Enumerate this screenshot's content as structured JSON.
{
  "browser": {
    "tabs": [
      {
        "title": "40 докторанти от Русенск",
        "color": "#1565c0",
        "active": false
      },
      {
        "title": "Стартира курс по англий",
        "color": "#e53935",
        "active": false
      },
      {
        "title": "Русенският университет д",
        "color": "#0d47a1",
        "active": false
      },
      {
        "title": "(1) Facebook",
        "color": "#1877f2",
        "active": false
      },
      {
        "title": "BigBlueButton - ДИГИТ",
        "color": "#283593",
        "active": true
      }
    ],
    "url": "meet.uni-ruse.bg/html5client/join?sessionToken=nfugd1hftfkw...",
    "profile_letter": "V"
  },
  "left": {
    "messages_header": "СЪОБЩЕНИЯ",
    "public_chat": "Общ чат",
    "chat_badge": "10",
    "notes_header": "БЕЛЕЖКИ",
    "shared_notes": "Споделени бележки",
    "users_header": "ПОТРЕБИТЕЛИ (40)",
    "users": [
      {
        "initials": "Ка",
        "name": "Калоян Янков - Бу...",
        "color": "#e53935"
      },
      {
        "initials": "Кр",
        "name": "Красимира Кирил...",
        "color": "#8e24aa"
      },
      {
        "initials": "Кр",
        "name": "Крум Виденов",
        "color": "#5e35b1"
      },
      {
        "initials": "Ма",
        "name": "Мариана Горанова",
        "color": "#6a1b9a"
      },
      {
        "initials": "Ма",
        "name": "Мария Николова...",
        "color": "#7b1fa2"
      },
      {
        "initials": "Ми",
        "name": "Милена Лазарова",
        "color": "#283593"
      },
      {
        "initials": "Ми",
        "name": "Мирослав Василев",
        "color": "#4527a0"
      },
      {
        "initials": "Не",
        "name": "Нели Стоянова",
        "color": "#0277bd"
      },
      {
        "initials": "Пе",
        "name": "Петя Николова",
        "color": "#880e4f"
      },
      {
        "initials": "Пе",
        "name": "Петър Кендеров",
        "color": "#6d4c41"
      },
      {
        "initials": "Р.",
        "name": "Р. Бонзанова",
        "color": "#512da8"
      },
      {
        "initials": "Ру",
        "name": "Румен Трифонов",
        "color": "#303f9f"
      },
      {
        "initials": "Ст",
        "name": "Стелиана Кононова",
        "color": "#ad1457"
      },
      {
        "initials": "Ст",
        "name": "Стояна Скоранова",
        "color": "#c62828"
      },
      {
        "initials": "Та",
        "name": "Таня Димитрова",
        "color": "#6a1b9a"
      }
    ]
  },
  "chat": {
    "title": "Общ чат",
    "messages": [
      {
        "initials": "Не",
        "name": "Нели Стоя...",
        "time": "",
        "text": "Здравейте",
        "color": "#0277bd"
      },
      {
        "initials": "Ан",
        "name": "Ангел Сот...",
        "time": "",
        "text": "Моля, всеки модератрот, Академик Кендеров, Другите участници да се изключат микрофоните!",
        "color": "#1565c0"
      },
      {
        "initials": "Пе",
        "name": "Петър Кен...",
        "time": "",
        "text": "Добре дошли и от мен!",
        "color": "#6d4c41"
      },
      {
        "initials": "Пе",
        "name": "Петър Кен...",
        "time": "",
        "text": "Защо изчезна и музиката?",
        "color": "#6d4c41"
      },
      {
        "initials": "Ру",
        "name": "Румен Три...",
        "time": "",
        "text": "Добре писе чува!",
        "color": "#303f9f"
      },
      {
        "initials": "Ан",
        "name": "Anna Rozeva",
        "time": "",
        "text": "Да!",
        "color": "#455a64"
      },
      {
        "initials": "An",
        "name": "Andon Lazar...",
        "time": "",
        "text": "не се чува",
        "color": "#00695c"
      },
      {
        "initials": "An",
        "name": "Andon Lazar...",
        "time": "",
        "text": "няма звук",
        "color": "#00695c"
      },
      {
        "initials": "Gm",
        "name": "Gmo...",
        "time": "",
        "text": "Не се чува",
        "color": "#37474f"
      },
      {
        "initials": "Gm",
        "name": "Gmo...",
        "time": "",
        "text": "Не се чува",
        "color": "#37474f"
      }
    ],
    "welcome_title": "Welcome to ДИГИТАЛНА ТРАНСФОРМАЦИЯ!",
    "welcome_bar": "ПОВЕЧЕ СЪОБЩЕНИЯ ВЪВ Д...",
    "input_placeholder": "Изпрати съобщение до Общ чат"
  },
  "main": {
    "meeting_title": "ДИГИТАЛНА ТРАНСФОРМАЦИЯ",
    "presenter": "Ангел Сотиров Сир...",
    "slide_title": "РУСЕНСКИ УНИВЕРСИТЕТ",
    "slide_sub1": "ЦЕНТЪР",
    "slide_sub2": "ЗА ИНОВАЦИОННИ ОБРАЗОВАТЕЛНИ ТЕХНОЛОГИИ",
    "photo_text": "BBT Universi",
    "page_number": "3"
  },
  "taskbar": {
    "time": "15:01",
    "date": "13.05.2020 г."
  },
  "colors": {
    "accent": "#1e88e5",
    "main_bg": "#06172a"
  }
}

» Given task
From the records above, report the count of lines containing "Кендеров" and nothing more.

» Response
2